> _Description of the task_: Take every line that has the string "days" and copy it out.

**** Items

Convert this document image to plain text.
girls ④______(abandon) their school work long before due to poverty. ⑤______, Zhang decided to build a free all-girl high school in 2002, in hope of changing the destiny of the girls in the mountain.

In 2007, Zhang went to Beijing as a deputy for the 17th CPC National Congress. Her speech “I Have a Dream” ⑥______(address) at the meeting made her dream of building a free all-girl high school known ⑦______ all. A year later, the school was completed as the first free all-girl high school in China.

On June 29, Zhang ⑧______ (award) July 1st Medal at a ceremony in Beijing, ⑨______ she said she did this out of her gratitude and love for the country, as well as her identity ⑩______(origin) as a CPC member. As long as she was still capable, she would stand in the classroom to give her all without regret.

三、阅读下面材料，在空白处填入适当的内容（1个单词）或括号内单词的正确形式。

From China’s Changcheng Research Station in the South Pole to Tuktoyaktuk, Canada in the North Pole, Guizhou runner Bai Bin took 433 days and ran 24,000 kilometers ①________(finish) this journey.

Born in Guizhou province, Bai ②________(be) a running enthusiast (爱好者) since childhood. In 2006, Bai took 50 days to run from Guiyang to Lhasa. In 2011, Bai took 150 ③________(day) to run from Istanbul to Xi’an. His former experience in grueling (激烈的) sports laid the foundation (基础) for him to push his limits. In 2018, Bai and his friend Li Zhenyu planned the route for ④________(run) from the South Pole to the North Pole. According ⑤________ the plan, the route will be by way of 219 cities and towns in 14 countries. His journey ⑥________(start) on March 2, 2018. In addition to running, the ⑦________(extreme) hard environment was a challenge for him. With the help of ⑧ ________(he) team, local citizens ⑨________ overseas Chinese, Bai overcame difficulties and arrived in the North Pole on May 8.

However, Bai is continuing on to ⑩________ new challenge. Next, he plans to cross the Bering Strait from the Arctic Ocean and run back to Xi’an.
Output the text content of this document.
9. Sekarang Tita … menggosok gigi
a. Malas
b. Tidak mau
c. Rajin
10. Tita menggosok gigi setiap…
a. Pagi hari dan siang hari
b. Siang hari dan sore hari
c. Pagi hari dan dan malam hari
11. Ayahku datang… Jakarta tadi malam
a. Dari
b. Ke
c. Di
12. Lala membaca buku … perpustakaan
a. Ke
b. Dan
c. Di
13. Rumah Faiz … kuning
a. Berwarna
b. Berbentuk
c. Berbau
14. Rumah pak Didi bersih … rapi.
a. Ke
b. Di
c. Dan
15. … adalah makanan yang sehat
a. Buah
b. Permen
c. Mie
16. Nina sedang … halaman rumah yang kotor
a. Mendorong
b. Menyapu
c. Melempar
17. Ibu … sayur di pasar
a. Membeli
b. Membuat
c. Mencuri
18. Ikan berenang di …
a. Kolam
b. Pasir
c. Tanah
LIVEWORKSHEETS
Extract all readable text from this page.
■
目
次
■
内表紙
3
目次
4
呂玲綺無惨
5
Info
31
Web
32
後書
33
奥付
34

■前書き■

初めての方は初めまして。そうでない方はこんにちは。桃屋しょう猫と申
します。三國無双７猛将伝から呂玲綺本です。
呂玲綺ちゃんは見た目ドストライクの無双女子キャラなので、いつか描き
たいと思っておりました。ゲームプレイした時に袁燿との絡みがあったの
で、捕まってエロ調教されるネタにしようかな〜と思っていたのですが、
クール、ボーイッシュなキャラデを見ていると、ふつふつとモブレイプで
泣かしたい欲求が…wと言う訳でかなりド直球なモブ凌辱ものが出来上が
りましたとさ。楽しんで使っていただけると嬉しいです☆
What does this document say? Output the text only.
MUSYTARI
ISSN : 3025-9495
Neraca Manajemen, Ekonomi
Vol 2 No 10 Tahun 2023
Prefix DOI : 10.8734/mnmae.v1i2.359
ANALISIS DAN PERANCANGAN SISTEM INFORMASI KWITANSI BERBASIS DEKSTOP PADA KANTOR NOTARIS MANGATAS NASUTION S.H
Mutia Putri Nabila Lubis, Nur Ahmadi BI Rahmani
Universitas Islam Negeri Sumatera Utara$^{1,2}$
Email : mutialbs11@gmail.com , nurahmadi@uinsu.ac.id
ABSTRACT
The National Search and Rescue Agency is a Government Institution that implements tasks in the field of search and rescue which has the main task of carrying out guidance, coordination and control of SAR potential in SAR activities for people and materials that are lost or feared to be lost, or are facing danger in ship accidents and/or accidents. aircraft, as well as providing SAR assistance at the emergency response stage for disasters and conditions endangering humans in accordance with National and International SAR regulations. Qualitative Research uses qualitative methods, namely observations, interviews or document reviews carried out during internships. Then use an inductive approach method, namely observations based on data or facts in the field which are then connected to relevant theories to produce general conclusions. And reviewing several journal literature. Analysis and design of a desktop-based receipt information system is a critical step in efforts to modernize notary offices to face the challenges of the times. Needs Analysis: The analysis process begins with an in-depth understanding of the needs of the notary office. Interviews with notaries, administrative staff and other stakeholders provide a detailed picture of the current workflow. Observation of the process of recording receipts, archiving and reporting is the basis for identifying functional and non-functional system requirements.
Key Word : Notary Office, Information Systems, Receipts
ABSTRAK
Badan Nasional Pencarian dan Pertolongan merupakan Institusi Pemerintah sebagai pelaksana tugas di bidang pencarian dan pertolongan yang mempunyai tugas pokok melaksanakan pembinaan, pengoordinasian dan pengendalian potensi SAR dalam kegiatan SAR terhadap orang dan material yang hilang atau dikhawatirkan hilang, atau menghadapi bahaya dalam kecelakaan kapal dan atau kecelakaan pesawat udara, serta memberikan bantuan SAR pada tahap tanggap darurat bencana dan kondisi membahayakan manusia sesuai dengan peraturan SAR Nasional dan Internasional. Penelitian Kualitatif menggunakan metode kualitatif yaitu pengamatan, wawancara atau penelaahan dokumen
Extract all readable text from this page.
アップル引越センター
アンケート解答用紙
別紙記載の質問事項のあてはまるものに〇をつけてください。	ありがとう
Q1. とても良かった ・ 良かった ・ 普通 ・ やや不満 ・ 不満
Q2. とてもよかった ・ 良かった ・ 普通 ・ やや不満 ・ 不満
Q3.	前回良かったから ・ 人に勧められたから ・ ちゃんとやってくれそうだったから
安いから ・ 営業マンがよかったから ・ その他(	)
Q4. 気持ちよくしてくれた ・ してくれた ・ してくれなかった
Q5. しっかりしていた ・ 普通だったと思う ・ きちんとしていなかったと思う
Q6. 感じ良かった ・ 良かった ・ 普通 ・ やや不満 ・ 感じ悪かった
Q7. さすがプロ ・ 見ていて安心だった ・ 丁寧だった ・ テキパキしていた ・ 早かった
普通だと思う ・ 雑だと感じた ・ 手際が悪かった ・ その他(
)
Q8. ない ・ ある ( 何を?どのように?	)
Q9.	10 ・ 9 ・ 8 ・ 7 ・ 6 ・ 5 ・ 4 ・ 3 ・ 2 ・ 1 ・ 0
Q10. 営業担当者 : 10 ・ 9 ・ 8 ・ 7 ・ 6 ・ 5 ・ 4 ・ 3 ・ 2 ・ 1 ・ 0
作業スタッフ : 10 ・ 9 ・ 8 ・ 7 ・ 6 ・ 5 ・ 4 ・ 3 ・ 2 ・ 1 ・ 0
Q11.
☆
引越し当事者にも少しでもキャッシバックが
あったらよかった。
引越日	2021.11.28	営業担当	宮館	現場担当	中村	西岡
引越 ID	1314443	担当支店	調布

********

> _Task result_:
From China’s Changcheng Research Station in the South Pole to Tuktoyaktuk, Canada in the North Pole, Guizhou runner Bai Bin took 433 days and ran 24,000 kilometers ①________(finish) this journey.
Born in Guizhou province, Bai ②________(be) a running enthusiast (爱好者) since childhood. In 2006, Bai took 50 days to run from Guiyang to Lhasa. In 2011, Bai took 150 ③________(day) to run from Istanbul to Xi’an. His former experience in grueling (激烈的) sports laid the foundation (基础) for him to push his limits. In 2018, Bai and his friend Li Zhenyu planned the route for ④________(run) from the South Pole to the North Pole. According ⑤________ the plan, the route will be by way of 219 cities and towns in 14 countries. His journey ⑥________(start) on March 2, 2018. In addition to running, the ⑦________(extreme) hard environment was a challenge for him. With the help of ⑧ ________(he) team, local citizens ⑨________ overseas Chinese, Bai overcame difficulties and arrived in the North Pole on May 8.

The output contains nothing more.